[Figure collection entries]
============================================================
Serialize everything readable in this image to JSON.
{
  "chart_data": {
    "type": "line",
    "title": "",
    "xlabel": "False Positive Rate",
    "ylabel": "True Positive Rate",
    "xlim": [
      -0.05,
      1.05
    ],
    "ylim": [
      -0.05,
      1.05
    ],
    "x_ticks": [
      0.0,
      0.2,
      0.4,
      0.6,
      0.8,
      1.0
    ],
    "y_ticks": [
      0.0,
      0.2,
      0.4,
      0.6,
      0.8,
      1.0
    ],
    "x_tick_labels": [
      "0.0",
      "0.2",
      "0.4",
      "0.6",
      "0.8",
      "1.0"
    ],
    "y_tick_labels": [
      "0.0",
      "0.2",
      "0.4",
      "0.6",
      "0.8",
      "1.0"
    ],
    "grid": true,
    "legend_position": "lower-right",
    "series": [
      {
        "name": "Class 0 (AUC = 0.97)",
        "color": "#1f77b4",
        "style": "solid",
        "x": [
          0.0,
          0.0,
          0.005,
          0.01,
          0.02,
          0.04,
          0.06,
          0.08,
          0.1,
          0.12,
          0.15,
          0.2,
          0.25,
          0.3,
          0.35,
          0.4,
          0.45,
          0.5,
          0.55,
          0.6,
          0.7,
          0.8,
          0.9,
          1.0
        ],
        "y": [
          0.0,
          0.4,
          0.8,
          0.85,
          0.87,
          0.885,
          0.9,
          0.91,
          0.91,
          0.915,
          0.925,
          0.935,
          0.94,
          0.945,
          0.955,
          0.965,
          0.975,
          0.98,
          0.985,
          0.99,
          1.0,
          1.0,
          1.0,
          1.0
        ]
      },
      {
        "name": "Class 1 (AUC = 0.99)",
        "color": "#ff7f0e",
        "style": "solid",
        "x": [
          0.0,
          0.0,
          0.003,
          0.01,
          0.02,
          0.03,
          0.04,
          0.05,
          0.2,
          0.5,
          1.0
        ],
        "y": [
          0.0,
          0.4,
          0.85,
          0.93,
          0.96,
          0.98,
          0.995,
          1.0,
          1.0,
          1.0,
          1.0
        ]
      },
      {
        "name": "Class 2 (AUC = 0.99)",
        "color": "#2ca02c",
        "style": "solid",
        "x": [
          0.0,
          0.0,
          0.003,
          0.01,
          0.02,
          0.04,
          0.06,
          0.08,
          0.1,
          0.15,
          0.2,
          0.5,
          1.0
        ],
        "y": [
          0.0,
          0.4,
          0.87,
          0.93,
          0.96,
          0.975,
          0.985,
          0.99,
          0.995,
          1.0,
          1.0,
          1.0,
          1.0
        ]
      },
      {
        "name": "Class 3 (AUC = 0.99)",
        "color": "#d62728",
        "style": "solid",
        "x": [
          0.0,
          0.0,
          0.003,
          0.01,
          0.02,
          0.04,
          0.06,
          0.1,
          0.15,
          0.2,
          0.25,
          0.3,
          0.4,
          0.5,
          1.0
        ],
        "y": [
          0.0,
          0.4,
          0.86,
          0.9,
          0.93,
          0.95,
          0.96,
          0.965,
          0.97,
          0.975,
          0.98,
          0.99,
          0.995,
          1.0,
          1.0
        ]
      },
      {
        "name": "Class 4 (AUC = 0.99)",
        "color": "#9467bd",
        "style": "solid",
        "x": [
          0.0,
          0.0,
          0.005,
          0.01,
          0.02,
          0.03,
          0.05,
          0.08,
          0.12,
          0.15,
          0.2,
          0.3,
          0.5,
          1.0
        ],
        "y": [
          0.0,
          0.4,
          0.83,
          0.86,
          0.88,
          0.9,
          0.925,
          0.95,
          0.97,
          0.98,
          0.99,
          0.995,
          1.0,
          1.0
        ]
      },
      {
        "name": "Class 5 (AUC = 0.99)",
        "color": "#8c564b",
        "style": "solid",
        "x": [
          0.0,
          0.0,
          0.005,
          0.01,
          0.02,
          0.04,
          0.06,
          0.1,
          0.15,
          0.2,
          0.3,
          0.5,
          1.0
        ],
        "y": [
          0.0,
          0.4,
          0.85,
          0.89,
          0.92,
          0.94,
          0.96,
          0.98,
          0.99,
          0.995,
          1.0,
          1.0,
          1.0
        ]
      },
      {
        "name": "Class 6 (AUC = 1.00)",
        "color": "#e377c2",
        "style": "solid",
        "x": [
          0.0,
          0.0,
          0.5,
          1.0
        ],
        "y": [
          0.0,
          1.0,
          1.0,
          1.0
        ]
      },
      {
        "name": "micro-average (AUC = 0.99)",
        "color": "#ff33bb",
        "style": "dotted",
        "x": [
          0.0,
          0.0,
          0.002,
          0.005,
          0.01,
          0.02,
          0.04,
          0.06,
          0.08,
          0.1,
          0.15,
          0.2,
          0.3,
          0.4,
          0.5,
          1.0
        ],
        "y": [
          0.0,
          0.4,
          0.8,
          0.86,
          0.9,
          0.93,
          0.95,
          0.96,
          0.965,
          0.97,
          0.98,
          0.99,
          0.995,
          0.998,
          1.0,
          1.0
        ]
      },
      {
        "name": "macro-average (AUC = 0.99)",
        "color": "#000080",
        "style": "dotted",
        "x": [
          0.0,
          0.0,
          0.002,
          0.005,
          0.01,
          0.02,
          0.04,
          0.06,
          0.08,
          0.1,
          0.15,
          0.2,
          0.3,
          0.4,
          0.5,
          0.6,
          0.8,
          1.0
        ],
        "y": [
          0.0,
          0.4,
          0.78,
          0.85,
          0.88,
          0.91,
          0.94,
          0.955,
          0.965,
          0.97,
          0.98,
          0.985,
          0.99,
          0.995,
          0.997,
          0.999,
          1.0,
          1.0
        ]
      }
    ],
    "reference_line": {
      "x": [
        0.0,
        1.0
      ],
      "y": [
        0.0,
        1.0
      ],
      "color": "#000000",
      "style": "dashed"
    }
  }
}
============================================================
STATED TASK: Search the lines above for the string "average" and copy each line that has it.

RESPONSE TO THE EXERCISE:
        "name": "micro-average (AUC = 0.99)",
        "name": "macro-average (AUC = 0.99)",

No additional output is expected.